• _What you will do_: Pull out every line in the data that has the string "JSON" in it.
..............................
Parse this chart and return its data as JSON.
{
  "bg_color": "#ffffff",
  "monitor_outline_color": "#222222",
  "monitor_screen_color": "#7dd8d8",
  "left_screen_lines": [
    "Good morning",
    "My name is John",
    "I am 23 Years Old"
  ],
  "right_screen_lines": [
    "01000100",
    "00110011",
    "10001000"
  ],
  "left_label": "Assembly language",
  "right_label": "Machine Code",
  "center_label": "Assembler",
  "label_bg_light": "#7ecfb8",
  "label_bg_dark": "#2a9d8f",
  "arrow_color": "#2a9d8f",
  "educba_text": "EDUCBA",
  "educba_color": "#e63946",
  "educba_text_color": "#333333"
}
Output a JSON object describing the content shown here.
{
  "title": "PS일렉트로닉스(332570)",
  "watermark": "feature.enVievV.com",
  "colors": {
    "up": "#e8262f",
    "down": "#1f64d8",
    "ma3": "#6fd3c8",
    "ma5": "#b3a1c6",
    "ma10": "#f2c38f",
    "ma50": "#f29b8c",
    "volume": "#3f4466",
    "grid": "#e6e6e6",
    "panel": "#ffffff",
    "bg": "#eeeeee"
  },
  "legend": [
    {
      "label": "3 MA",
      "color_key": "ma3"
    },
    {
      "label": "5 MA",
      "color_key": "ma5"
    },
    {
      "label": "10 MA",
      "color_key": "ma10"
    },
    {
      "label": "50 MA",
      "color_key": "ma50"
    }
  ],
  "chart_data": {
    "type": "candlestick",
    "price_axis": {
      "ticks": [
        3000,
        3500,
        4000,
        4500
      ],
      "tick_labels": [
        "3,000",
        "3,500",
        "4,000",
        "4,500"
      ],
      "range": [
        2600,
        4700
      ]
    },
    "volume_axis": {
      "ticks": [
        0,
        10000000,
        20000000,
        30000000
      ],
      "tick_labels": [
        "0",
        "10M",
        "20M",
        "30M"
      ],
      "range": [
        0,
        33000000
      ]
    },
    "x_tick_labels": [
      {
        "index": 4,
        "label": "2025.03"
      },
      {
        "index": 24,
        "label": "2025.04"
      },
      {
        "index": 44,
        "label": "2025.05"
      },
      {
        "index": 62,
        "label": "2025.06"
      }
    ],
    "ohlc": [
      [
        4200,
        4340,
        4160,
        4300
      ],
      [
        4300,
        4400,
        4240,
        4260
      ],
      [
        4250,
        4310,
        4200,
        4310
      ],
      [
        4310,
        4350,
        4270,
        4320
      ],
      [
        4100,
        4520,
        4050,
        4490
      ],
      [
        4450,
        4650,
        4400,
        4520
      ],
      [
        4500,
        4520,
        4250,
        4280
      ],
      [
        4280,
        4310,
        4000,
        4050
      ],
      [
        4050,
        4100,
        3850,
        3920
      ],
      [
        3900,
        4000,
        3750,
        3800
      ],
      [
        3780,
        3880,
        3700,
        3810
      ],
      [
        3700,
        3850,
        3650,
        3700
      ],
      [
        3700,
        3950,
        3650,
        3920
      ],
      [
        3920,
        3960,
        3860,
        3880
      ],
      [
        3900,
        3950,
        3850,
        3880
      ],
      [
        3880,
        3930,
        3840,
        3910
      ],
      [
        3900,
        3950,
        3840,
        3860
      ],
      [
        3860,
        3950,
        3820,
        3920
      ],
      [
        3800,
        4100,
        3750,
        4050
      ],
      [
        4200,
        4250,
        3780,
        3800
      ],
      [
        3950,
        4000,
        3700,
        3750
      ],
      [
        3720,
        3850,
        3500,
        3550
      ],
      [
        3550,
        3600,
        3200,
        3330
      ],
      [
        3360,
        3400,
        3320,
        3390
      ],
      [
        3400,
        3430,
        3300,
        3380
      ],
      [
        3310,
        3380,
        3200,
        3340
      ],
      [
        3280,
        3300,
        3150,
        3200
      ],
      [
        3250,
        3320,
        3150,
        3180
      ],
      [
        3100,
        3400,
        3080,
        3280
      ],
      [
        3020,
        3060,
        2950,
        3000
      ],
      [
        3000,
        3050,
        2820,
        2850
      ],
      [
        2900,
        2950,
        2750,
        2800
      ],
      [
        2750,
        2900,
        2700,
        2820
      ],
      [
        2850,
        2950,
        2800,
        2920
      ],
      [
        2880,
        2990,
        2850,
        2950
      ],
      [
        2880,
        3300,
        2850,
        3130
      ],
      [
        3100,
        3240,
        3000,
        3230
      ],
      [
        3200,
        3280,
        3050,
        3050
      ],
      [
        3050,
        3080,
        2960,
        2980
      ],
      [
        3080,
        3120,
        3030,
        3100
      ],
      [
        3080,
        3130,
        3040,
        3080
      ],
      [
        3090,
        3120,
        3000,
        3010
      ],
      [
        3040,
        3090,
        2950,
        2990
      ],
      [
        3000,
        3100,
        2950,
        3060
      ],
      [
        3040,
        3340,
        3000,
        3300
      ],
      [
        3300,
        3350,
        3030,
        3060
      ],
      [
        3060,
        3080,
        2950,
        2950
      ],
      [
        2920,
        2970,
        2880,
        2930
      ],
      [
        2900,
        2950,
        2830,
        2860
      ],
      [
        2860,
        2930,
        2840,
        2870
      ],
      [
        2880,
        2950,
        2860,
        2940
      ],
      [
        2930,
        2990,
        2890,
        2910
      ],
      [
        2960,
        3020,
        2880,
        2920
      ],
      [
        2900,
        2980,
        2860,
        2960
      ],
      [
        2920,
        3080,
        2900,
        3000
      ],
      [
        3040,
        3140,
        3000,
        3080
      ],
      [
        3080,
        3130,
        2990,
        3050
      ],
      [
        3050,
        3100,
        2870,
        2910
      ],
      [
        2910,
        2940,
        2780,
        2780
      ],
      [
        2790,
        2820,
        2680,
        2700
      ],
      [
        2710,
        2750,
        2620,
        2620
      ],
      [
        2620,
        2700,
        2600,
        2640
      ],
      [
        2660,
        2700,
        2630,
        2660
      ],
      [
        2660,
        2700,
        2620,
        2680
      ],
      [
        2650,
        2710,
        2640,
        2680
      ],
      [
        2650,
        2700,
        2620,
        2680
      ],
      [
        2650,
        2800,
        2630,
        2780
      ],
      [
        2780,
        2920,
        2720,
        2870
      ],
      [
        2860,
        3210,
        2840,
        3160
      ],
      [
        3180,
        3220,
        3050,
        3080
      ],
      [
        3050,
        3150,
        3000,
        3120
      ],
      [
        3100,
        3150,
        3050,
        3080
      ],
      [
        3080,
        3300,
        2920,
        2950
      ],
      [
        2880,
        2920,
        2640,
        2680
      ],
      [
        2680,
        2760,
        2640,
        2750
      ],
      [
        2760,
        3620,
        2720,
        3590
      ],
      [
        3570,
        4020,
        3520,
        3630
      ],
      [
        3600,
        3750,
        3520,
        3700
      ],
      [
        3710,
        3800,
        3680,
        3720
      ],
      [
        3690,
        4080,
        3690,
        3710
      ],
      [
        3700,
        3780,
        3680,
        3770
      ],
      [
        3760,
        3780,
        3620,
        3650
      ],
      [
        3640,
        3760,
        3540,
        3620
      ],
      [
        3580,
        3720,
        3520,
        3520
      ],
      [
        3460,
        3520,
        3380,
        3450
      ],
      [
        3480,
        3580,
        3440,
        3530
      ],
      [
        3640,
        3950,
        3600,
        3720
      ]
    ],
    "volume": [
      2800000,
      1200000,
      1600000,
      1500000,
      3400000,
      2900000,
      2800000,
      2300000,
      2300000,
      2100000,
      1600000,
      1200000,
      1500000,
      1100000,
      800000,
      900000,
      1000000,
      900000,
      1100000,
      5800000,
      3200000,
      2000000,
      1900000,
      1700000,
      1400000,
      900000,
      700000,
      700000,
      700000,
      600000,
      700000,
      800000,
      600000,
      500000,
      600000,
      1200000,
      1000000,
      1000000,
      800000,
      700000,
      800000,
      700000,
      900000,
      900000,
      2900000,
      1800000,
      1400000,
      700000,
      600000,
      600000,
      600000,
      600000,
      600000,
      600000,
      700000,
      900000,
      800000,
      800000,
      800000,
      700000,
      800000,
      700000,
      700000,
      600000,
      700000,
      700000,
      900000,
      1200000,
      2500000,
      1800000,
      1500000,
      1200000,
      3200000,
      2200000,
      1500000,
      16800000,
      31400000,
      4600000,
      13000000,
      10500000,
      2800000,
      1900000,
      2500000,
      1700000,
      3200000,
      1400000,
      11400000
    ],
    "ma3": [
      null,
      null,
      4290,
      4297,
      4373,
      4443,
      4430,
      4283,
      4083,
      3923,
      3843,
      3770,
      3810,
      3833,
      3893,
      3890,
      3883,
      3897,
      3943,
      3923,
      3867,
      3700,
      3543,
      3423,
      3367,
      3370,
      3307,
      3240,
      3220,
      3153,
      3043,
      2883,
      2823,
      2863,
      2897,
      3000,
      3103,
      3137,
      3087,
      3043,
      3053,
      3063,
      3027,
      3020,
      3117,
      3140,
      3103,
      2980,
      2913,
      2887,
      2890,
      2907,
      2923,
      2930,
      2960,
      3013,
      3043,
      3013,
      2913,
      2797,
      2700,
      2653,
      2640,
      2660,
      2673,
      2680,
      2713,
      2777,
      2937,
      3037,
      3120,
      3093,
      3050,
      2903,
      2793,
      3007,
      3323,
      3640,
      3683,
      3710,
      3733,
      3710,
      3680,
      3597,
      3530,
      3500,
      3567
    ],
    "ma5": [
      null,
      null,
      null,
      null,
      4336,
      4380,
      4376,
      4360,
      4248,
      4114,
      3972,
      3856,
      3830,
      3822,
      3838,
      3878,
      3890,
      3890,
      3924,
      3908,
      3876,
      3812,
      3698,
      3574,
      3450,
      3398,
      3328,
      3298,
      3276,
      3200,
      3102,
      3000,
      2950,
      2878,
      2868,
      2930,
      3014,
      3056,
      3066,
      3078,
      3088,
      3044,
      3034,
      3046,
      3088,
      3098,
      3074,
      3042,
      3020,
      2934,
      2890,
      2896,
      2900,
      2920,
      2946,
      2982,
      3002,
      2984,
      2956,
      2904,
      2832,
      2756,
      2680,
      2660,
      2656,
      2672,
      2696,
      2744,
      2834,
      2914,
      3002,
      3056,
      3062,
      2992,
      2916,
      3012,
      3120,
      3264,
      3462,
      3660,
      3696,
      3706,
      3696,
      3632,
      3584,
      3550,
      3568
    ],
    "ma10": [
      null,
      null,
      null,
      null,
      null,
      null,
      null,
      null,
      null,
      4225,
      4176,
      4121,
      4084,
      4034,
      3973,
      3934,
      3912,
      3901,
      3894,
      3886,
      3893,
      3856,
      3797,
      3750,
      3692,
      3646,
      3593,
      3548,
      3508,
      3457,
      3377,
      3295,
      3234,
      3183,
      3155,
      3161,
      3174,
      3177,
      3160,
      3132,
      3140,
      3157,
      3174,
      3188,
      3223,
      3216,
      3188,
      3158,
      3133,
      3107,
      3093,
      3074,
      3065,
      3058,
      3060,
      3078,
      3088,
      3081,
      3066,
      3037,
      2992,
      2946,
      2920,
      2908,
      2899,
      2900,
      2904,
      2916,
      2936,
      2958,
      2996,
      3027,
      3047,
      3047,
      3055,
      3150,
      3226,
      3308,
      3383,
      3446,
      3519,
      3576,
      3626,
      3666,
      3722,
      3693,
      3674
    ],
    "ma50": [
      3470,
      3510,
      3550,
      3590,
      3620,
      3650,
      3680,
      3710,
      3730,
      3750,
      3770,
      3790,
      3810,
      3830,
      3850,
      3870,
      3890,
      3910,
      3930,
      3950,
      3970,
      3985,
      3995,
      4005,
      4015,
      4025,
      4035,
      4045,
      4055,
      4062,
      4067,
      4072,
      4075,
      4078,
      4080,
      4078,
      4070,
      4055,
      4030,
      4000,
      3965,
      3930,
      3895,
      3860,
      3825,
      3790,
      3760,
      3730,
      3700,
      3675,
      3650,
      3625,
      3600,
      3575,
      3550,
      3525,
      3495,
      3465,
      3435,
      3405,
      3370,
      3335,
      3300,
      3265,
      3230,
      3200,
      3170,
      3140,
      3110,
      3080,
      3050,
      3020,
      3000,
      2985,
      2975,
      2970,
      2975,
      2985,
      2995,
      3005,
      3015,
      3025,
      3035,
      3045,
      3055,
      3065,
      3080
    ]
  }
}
..............................
• _Exercise solution_:
Parse this chart and return its data as JSON.
Output a JSON object describing the content shown here.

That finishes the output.